◆ TASK BRIEF ◆
Images appear in the records below; leave them out and repeat everything else exactly.

>> Start SUPPLIED DATA

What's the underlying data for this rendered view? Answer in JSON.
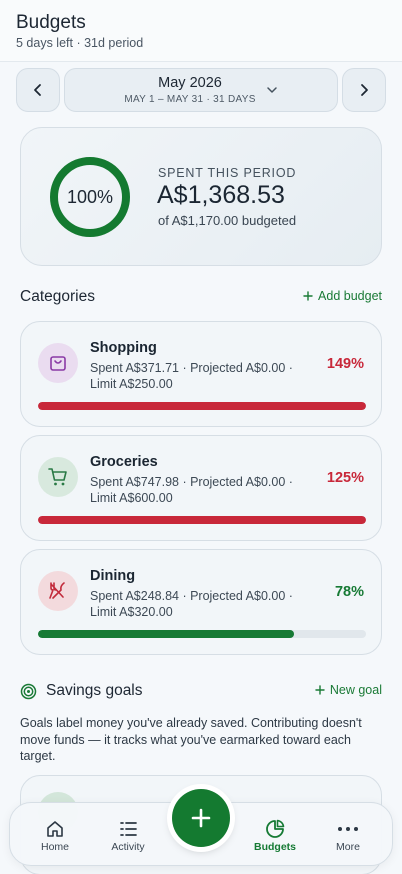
{
  "header": {
    "title": "Budgets",
    "subtitle": "5 days left · 31d period"
  },
  "period": {
    "month": "May 2026",
    "range": "MAY 1 – MAY 31 · 31 DAYS"
  },
  "summary": {
    "percent_label": "100%",
    "percent_value": 100,
    "spent_label": "SPENT THIS PERIOD",
    "spent_amount": "A$1,368.53",
    "budgeted": "of A$1,170.00 budgeted"
  },
  "categories_section": {
    "title": "Categories",
    "add_label": "Add budget"
  },
  "categories": [
    {
      "name": "Shopping",
      "detail": "Spent A$371.71 · Projected A$0.00 · Limit A$250.00",
      "percent": "149%",
      "fill": 1.0,
      "icon": "shopping-bag-icon",
      "color": "#c8283a",
      "icon_bg": "#eadcf0",
      "icon_color": "#8a3aa6"
    },
    {
      "name": "Groceries",
      "detail": "Spent A$747.98 · Projected A$0.00 · Limit A$600.00",
      "percent": "125%",
      "fill": 1.0,
      "icon": "cart-icon",
      "color": "#c8283a",
      "icon_bg": "#d8e9de",
      "icon_color": "#2a7a46"
    },
    {
      "name": "Dining",
      "detail": "Spent A$248.84 · Projected A$0.00 · Limit A$320.00",
      "percent": "78%",
      "fill": 0.78,
      "icon": "utensils-icon",
      "color": "#177a35",
      "icon_bg": "#f3dadd",
      "icon_color": "#c22a3b"
    }
  ],
  "goals_section": {
    "title": "Savings goals",
    "add_label": "New goal",
    "description": "Goals label money you've already saved. Contributing doesn't move funds — it tracks what you've earmarked toward each target."
  },
  "tabs": [
    {
      "label": "Home",
      "icon": "home-icon"
    },
    {
      "label": "Activity",
      "icon": "activity-list-icon"
    },
    {
      "label": "Budgets",
      "icon": "pie-chart-icon",
      "active": true
    },
    {
      "label": "More",
      "icon": "more-dots-icon"
    }
  ],
  "colors": {
    "accent": "#147a30",
    "over_budget": "#c8283a",
    "ring": "#147a30"
  }
}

>> End SUPPLIED DATA

◆ RESPONSE BELOW ◆
What's the underlying data for this rendered view? Answer in JSON.
{
  "header": {
    "title": "Budgets",
    "subtitle": "5 days left · 31d period"
  },
  "period": {
    "month": "May 2026",
    "range": "MAY 1 – MAY 31 · 31 DAYS"
  },
  "summary": {
    "percent_label": "100%",
    "percent_value": 100,
    "spent_label": "SPENT THIS PERIOD",
    "spent_amount": "A$1,368.53",
    "budgeted": "of A$1,170.00 budgeted"
  },
  "categories_section": {
    "title": "Categories",
    "add_label": "Add budget"
  },
  "categories": [
    {
      "name": "Shopping",
      "detail": "Spent A$371.71 · Projected A$0.00 · Limit A$250.00",
      "percent": "149%",
      "fill": 1.0,
      "icon": "shopping-bag-icon",
      "color": "#c8283a",
      "icon_bg": "#eadcf0",
      "icon_color": "#8a3aa6"
    },
    {
      "name": "Groceries",
      "detail": "Spent A$747.98 · Projected A$0.00 · Limit A$600.00",
      "percent": "125%",
      "fill": 1.0,
      "icon": "cart-icon",
      "color": "#c8283a",
      "icon_bg": "#d8e9de",
      "icon_color": "#2a7a46"
    },
    {
      "name": "Dining",
      "detail": "Spent A$248.84 · Projected A$0.00 · Limit A$320.00",
      "percent": "78%",
      "fill": 0.78,
      "icon": "utensils-icon",
      "color": "#177a35",
      "icon_bg": "#f3dadd",
      "icon_color": "#c22a3b"
    }
  ],
  "goals_section": {
    "title": "Savings goals",
    "add_label": "New goal",
    "description": "Goals label money you've already saved. Contributing doesn't move funds — it tracks what you've earmarked toward each target."
  },
  "tabs": [
    {
      "label": "Home",
      "icon": "home-icon"
    },
    {
      "label": "Activity",
      "icon": "activity-list-icon"
    },
    {
      "label": "Budgets",
      "icon": "pie-chart-icon",
      "active": true
    },
    {
      "label": "More",
      "icon": "more-dots-icon"
    }
  ],
  "colors": {
    "accent": "#147a30",
    "over_budget": "#c8283a",
    "ring": "#147a30"
  }
}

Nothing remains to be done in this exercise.